**Given request**: All entries are to be quoted exactly; the images stay out of the copy.

**Raw records**:
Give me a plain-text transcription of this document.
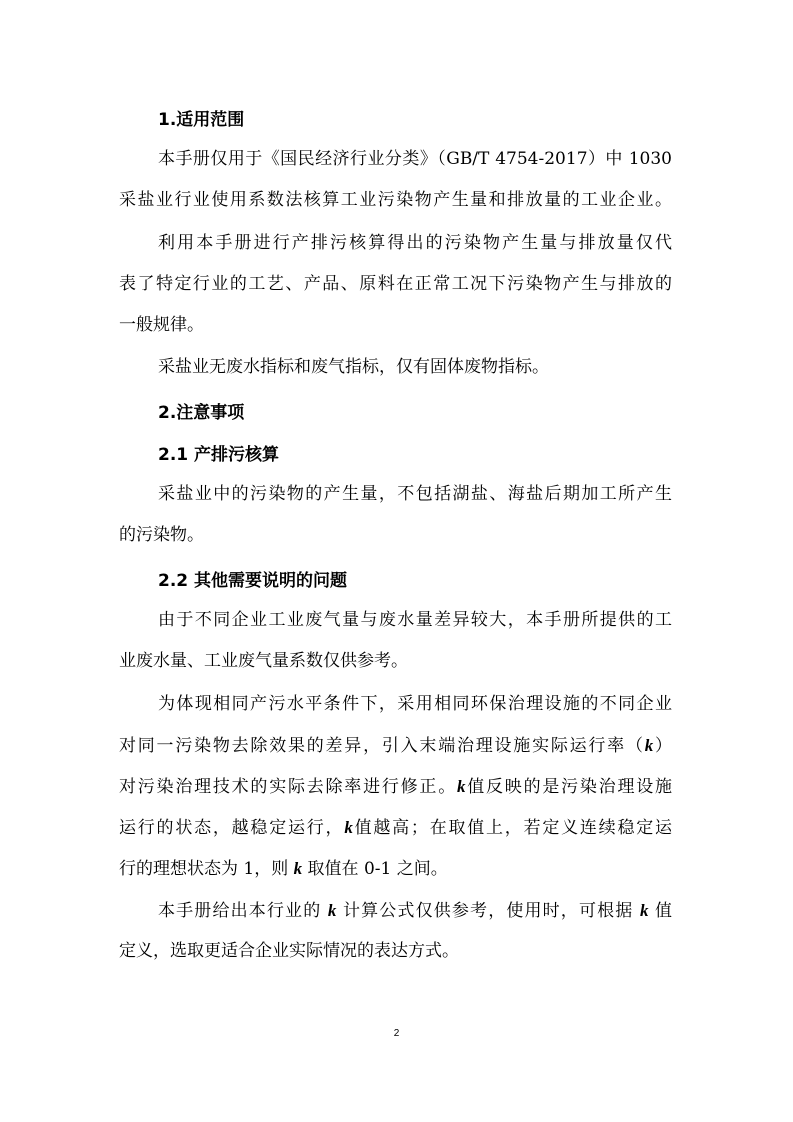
1.适用范围
本手册仅用于《国民经济行业分类》（GB/T 4754-2017）中 1030
采盐业行业使用系数法核算工业污染物产生量和排放量的工业企业。
利用本手册进行产排污核算得出的污染物产生量与排放量仅代
表了特定行业的工艺、产品、原料在正常工况下污染物产生与排放的
一般规律。
采盐业无废水指标和废气指标，仅有固体废物指标。
2.注意事项
2.1 产排污核算
采盐业中的污染物的产生量，不包括湖盐、海盐后期加工所产生
的污染物。
2.2 其他需要说明的问题
由于不同企业工业废气量与废水量差异较大，本手册所提供的工
业废水量、工业废气量系数仅供参考。
为体现相同产污水平条件下，采用相同环保治理设施的不同企业
对同一污染物去除效果的差异，引入末端治理设施实际运行率（k）
对污染治理技术的实际去除率进行修正。k值反映的是污染治理设施
运行的状态，越稳定运行，k值越高；在取值上，若定义连续稳定运
行的理想状态为 1，则 k 取值在 0-1 之间。
本手册给出本行业的 k 计算公式仅供参考，使用时，可根据 k 值
定义，选取更适合企业实际情况的表达方式。
2
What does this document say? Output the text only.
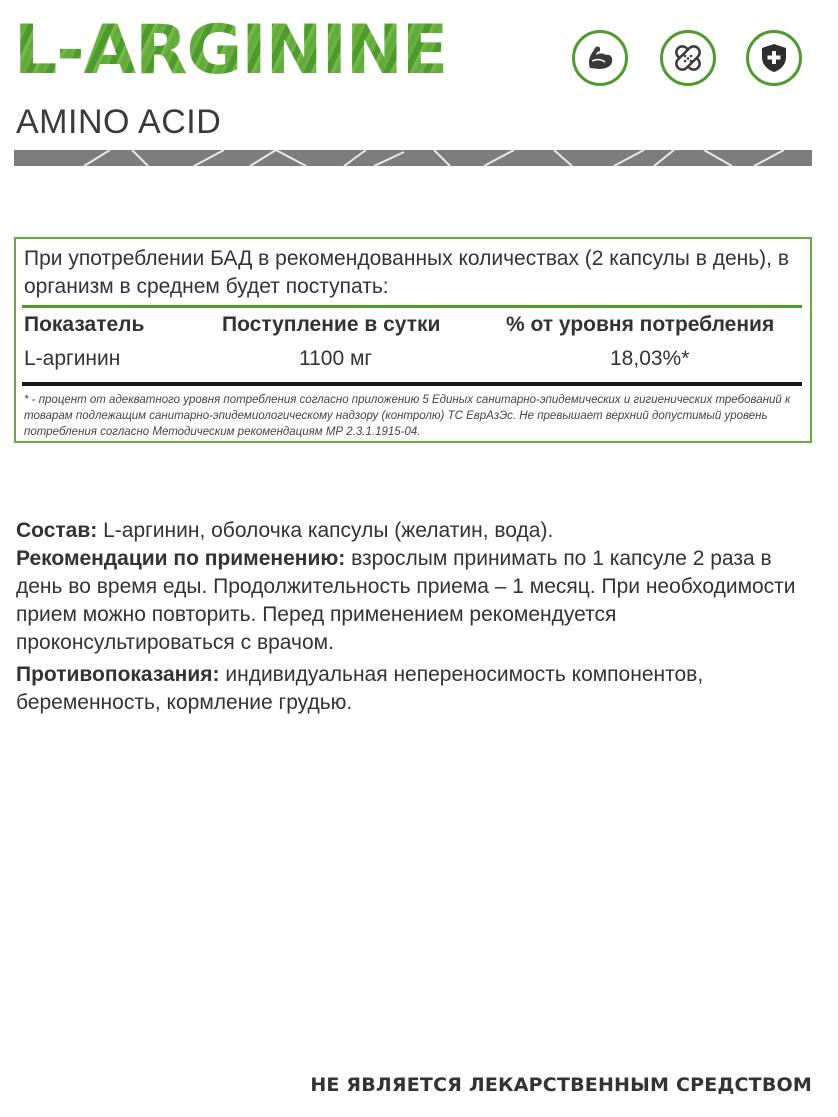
L-ARGININE
AMINO ACID
При употреблении БАД в рекомендованных количествах (2 капсулы в день), в организм в среднем будет поступать:
Показатель	Поступление в сутки	% от уровня потребления
L-аргинин	1100 мг	18,03%*
* - процент от адекватного уровня потребления согласно приложению 5 Единых санитарно-эпидемических и гигиенических требований к товарам подлежащим санитарно-эпидемиологическому надзору (контролю) ТС ЕврАзЭс. Не превышает верхний допустимый уровень потребления согласно Методическим рекомендациям МР 2.3.1.1915-04.
Состав: L-аргинин, оболочка капсулы (желатин, вода).
Рекомендации по применению: взрослым принимать по 1 капсуле 2 раза в день во время еды. Продолжительность приема – 1 месяц. При необходимости прием можно повторить. Перед применением рекомендуется проконсультироваться с врачом.
Противопоказания: индивидуальная непереносимость компонентов, беременность, кормление грудью.
НЕ ЯВЛЯЕТСЯ ЛЕКАРСТВЕННЫМ СРЕДСТВОМ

**Task response**:
Give me a plain-text transcription of this document.
1.适用范围
本手册仅用于《国民经济行业分类》（GB/T 4754-2017）中 1030
采盐业行业使用系数法核算工业污染物产生量和排放量的工业企业。
利用本手册进行产排污核算得出的污染物产生量与排放量仅代
表了特定行业的工艺、产品、原料在正常工况下污染物产生与排放的
一般规律。
采盐业无废水指标和废气指标，仅有固体废物指标。
2.注意事项
2.1 产排污核算
采盐业中的污染物的产生量，不包括湖盐、海盐后期加工所产生
的污染物。
2.2 其他需要说明的问题
由于不同企业工业废气量与废水量差异较大，本手册所提供的工
业废水量、工业废气量系数仅供参考。
为体现相同产污水平条件下，采用相同环保治理设施的不同企业
对同一污染物去除效果的差异，引入末端治理设施实际运行率（k）
对污染治理技术的实际去除率进行修正。k值反映的是污染治理设施
运行的状态，越稳定运行，k值越高；在取值上，若定义连续稳定运
行的理想状态为 1，则 k 取值在 0-1 之间。
本手册给出本行业的 k 计算公式仅供参考，使用时，可根据 k 值
定义，选取更适合企业实际情况的表达方式。
2
What does this document say? Output the text only.
L-ARGININE
AMINO ACID
При употреблении БАД в рекомендованных количествах (2 капсулы в день), в организм в среднем будет поступать:
Показатель	Поступление в сутки	% от уровня потребления
L-аргинин	1100 мг	18,03%*
* - процент от адекватного уровня потребления согласно приложению 5 Единых санитарно-эпидемических и гигиенических требований к товарам подлежащим санитарно-эпидемиологическому надзору (контролю) ТС ЕврАзЭс. Не превышает верхний допустимый уровень потребления согласно Методическим рекомендациям МР 2.3.1.1915-04.
Состав: L-аргинин, оболочка капсулы (желатин, вода).
Рекомендации по применению: взрослым принимать по 1 капсуле 2 раза в день во время еды. Продолжительность приема – 1 месяц. При необходимости прием можно повторить. Перед применением рекомендуется проконсультироваться с врачом.
Противопоказания: индивидуальная непереносимость компонентов, беременность, кормление грудью.
НЕ ЯВЛЯЕТСЯ ЛЕКАРСТВЕННЫМ СРЕДСТВОМ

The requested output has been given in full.